**** Source records

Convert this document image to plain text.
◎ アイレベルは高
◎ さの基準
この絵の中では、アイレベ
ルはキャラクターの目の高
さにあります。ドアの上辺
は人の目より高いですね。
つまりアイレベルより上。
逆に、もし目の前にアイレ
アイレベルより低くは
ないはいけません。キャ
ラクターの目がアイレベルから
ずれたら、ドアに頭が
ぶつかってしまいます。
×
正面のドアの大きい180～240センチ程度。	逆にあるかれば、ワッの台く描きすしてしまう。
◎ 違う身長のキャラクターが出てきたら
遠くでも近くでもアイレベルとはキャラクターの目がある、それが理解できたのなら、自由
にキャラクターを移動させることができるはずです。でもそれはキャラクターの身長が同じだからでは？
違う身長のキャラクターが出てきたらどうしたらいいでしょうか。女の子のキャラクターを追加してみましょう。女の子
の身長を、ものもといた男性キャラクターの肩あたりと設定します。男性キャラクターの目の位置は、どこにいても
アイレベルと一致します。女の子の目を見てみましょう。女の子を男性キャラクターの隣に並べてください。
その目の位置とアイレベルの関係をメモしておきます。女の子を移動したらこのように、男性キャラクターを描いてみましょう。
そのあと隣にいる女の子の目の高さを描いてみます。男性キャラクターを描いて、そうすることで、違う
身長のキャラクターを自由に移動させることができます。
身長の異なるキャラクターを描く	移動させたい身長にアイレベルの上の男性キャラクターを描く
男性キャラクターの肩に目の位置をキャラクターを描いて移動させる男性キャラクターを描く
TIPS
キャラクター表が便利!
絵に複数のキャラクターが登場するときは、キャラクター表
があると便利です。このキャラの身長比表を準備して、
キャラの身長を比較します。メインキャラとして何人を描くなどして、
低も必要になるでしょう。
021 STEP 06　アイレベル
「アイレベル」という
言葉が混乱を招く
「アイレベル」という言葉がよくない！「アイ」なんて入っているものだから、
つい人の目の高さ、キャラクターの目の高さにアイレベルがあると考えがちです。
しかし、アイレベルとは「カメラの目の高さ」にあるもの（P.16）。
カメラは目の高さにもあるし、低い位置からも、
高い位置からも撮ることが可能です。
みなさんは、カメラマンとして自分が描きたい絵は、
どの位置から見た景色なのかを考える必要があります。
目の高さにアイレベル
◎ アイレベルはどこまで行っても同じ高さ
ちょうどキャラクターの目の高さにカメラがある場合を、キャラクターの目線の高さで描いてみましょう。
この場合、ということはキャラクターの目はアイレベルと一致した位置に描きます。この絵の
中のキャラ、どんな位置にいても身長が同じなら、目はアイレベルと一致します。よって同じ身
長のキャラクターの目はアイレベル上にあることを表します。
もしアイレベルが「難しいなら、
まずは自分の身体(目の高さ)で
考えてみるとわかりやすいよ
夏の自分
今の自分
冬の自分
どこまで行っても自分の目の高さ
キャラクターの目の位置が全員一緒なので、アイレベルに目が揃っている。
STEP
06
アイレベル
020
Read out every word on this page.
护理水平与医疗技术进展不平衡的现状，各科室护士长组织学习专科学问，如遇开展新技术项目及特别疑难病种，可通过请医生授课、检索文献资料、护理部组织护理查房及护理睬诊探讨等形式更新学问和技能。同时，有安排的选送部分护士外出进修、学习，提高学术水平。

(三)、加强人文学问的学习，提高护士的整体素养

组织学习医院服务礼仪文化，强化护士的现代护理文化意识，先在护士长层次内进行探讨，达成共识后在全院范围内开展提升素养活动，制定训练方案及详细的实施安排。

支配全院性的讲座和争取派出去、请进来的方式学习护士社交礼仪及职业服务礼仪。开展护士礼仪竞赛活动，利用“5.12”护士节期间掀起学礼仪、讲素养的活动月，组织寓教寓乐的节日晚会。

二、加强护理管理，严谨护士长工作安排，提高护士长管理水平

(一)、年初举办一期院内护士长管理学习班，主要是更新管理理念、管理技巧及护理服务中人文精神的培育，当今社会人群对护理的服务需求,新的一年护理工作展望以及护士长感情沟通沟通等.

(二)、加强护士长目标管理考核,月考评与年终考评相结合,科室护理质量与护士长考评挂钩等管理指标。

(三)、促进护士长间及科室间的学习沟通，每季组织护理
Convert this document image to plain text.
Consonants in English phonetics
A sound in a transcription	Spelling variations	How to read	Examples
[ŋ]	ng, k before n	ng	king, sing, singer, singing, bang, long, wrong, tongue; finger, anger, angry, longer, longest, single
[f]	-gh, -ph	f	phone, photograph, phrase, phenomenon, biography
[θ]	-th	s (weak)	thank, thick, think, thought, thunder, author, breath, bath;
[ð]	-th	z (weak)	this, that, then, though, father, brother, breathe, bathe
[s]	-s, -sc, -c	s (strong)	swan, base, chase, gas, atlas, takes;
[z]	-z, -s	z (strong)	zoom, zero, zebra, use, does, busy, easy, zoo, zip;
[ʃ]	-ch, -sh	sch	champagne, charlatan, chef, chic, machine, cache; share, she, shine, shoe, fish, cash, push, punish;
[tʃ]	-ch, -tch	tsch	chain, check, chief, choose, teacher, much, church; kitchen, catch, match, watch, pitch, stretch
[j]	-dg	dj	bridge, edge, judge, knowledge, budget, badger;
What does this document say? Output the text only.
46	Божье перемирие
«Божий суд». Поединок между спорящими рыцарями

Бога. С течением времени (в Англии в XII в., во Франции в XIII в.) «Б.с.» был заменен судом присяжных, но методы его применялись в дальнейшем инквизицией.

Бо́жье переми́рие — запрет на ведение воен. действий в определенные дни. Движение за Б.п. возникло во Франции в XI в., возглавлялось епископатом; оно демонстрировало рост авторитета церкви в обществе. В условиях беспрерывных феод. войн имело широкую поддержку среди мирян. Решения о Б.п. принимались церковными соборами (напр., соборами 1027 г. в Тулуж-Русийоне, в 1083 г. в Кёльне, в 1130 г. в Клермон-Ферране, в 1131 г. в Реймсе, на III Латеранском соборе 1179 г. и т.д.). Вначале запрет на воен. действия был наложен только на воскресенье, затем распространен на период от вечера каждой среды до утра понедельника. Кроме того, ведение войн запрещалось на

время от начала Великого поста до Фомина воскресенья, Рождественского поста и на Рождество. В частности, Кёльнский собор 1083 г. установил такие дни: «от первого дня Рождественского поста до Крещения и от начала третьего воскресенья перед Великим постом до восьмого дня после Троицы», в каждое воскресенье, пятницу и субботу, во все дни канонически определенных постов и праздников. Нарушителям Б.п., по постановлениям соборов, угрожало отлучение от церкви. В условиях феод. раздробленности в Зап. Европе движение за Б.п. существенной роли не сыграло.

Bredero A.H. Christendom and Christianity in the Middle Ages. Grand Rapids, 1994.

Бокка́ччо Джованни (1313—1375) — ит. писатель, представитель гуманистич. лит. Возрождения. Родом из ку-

********

> [The problem] Give exactly the lines from the one with "What does this" to the end of the entries, nothing before them.

> [Result]
What does this document say? Output the text only.
46	Божье перемирие
«Божий суд». Поединок между спорящими рыцарями

Бога. С течением времени (в Англии в XII в., во Франции в XIII в.) «Б.с.» был заменен судом присяжных, но методы его применялись в дальнейшем инквизицией.

Бо́жье переми́рие — запрет на ведение воен. действий в определенные дни. Движение за Б.п. возникло во Франции в XI в., возглавлялось епископатом; оно демонстрировало рост авторитета церкви в обществе. В условиях беспрерывных феод. войн имело широкую поддержку среди мирян. Решения о Б.п. принимались церковными соборами (напр., соборами 1027 г. в Тулуж-Русийоне, в 1083 г. в Кёльне, в 1130 г. в Клермон-Ферране, в 1131 г. в Реймсе, на III Латеранском соборе 1179 г. и т.д.). Вначале запрет на воен. действия был наложен только на воскресенье, затем распространен на период от вечера каждой среды до утра понедельника. Кроме того, ведение войн запрещалось на

время от начала Великого поста до Фомина воскресенья, Рождественского поста и на Рождество. В частности, Кёльнский собор 1083 г. установил такие дни: «от первого дня Рождественского поста до Крещения и от начала третьего воскресенья перед Великим постом до восьмого дня после Троицы», в каждое воскресенье, пятницу и субботу, во все дни канонически определенных постов и праздников. Нарушителям Б.п., по постановлениям соборов, угрожало отлучение от церкви. В условиях феод. раздробленности в Зап. Европе движение за Б.п. существенной роли не сыграло.

Bredero A.H. Christendom and Christianity in the Middle Ages. Grand Rapids, 1994.

Бокка́ччо Джованни (1313—1375) — ит. писатель, представитель гуманистич. лит. Возрождения. Родом из ку-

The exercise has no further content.